▸ **Exercise**: Give a verbatim copy of the lines below, minus the pictures.

-------- Data to process --------

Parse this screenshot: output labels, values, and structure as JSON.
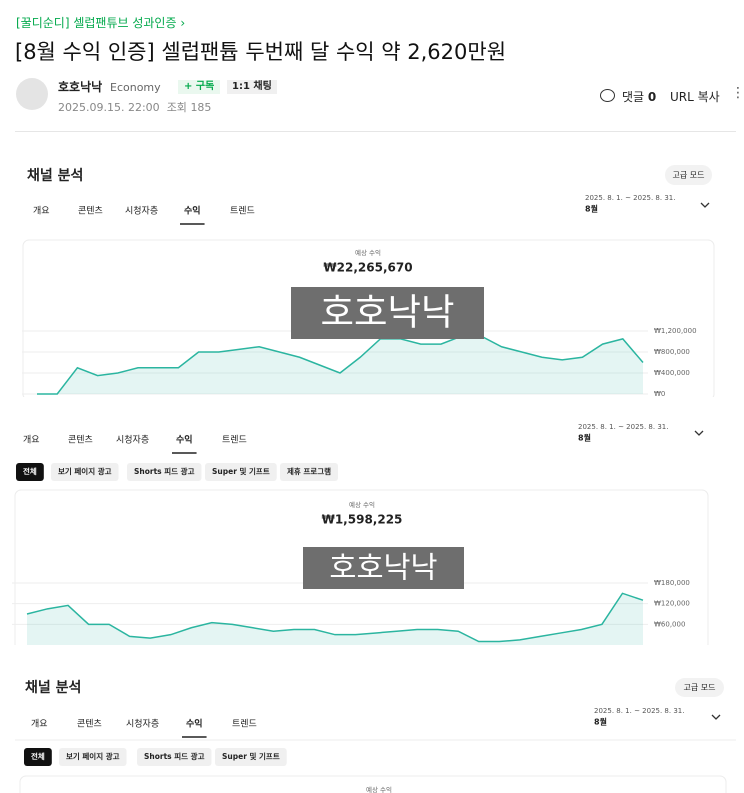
{
  "post": {
    "breadcrumb": "[꿀디순디] 셀럽팬튜브 성과인증",
    "title": "[8월 수익 인증] 셀럽팬튭 두번째 달 수익 약 2,620만원",
    "author": "호호낙낙",
    "grade": "Economy",
    "subscribe": "구독",
    "chat": "1:1 채팅",
    "date": "2025.09.15. 22:00",
    "views_label": "조회",
    "views": 185,
    "comments_label": "댓글",
    "comments": 0,
    "url_copy": "URL 복사"
  },
  "panels": [
    {
      "heading": "채널 분석",
      "mode": "고급 모드",
      "tabs": [
        "개요",
        "콘텐츠",
        "시청자층",
        "수익",
        "트렌드"
      ],
      "active_tab": 3,
      "date_range": "2025. 8. 1. ~ 2025. 8. 31.",
      "month": "8월",
      "chart": {
        "type": "area",
        "label": "예상 수익",
        "total": "₩22,265,670",
        "watermark": "호호낙낙",
        "color": "#2bb5a0",
        "values": [
          0,
          0,
          500000,
          350000,
          400000,
          500000,
          500000,
          500000,
          800000,
          800000,
          850000,
          900000,
          800000,
          700000,
          550000,
          400000,
          700000,
          1050000,
          1050000,
          950000,
          950000,
          1100000,
          1100000,
          900000,
          800000,
          700000,
          650000,
          700000,
          950000,
          1050000,
          600000
        ],
        "ylim": [
          0,
          1200000
        ],
        "yticks": [
          {
            "value": 0,
            "label": "₩0"
          },
          {
            "value": 400000,
            "label": "₩400,000"
          },
          {
            "value": 800000,
            "label": "₩800,000"
          },
          {
            "value": 1200000,
            "label": "₩1,200,000"
          }
        ],
        "grid": true
      }
    },
    {
      "tabs": [
        "개요",
        "콘텐츠",
        "시청자층",
        "수익",
        "트렌드"
      ],
      "active_tab": 3,
      "date_range": "2025. 8. 1. ~ 2025. 8. 31.",
      "month": "8월",
      "filters": [
        "전체",
        "보기 페이지 광고",
        "Shorts 피드 광고",
        "Super 및 기프트",
        "제휴 프로그램"
      ],
      "active_filter": 0,
      "chart": {
        "type": "area",
        "label": "예상 수익",
        "total": "₩1,598,225",
        "watermark": "호호낙낙",
        "color": "#2bb5a0",
        "values": [
          90000,
          105000,
          115000,
          60000,
          60000,
          25000,
          20000,
          30000,
          50000,
          65000,
          60000,
          50000,
          40000,
          45000,
          45000,
          30000,
          30000,
          35000,
          40000,
          45000,
          45000,
          40000,
          10000,
          10000,
          15000,
          25000,
          35000,
          45000,
          60000,
          150000,
          130000
        ],
        "ylim": [
          0,
          180000
        ],
        "yticks": [
          {
            "value": 60000,
            "label": "₩60,000"
          },
          {
            "value": 120000,
            "label": "₩120,000"
          },
          {
            "value": 180000,
            "label": "₩180,000"
          }
        ],
        "grid": true
      }
    },
    {
      "heading": "채널 분석",
      "mode": "고급 모드",
      "tabs": [
        "개요",
        "콘텐츠",
        "시청자층",
        "수익",
        "트렌드"
      ],
      "active_tab": 3,
      "date_range": "2025. 8. 1. ~ 2025. 8. 31.",
      "month": "8월",
      "filters": [
        "전체",
        "보기 페이지 광고",
        "Shorts 피드 광고",
        "Super 및 기프트"
      ],
      "active_filter": 0,
      "chart": {
        "label": "예상 수익"
      }
    }
  ]
}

--------

▸ **Solution**:
Parse this screenshot: output labels, values, and structure as JSON.
{
  "post": {
    "breadcrumb": "[꿀디순디] 셀럽팬튜브 성과인증",
    "title": "[8월 수익 인증] 셀럽팬튭 두번째 달 수익 약 2,620만원",
    "author": "호호낙낙",
    "grade": "Economy",
    "subscribe": "구독",
    "chat": "1:1 채팅",
    "date": "2025.09.15. 22:00",
    "views_label": "조회",
    "views": 185,
    "comments_label": "댓글",
    "comments": 0,
    "url_copy": "URL 복사"
  },
  "panels": [
    {
      "heading": "채널 분석",
      "mode": "고급 모드",
      "tabs": [
        "개요",
        "콘텐츠",
        "시청자층",
        "수익",
        "트렌드"
      ],
      "active_tab": 3,
      "date_range": "2025. 8. 1. ~ 2025. 8. 31.",
      "month": "8월",
      "chart": {
        "type": "area",
        "label": "예상 수익",
        "total": "₩22,265,670",
        "watermark": "호호낙낙",
        "color": "#2bb5a0",
        "values": [
          0,
          0,
          500000,
          350000,
          400000,
          500000,
          500000,
          500000,
          800000,
          800000,
          850000,
          900000,
          800000,
          700000,
          550000,
          400000,
          700000,
          1050000,
          1050000,
          950000,
          950000,
          1100000,
          1100000,
          900000,
          800000,
          700000,
          650000,
          700000,
          950000,
          1050000,
          600000
        ],
        "ylim": [
          0,
          1200000
        ],
        "yticks": [
          {
            "value": 0,
            "label": "₩0"
          },
          {
            "value": 400000,
            "label": "₩400,000"
          },
          {
            "value": 800000,
            "label": "₩800,000"
          },
          {
            "value": 1200000,
            "label": "₩1,200,000"
          }
        ],
        "grid": true
      }
    },
    {
      "tabs": [
        "개요",
        "콘텐츠",
        "시청자층",
        "수익",
        "트렌드"
      ],
      "active_tab": 3,
      "date_range": "2025. 8. 1. ~ 2025. 8. 31.",
      "month": "8월",
      "filters": [
        "전체",
        "보기 페이지 광고",
        "Shorts 피드 광고",
        "Super 및 기프트",
        "제휴 프로그램"
      ],
      "active_filter": 0,
      "chart": {
        "type": "area",
        "label": "예상 수익",
        "total": "₩1,598,225",
        "watermark": "호호낙낙",
        "color": "#2bb5a0",
        "values": [
          90000,
          105000,
          115000,
          60000,
          60000,
          25000,
          20000,
          30000,
          50000,
          65000,
          60000,
          50000,
          40000,
          45000,
          45000,
          30000,
          30000,
          35000,
          40000,
          45000,
          45000,
          40000,
          10000,
          10000,
          15000,
          25000,
          35000,
          45000,
          60000,
          150000,
          130000
        ],
        "ylim": [
          0,
          180000
        ],
        "yticks": [
          {
            "value": 60000,
            "label": "₩60,000"
          },
          {
            "value": 120000,
            "label": "₩120,000"
          },
          {
            "value": 180000,
            "label": "₩180,000"
          }
        ],
        "grid": true
      }
    },
    {
      "heading": "채널 분석",
      "mode": "고급 모드",
      "tabs": [
        "개요",
        "콘텐츠",
        "시청자층",
        "수익",
        "트렌드"
      ],
      "active_tab": 3,
      "date_range": "2025. 8. 1. ~ 2025. 8. 31.",
      "month": "8월",
      "filters": [
        "전체",
        "보기 페이지 광고",
        "Shorts 피드 광고",
        "Super 및 기프트"
      ],
      "active_filter": 0,
      "chart": {
        "label": "예상 수익"
      }
    }
  ]
}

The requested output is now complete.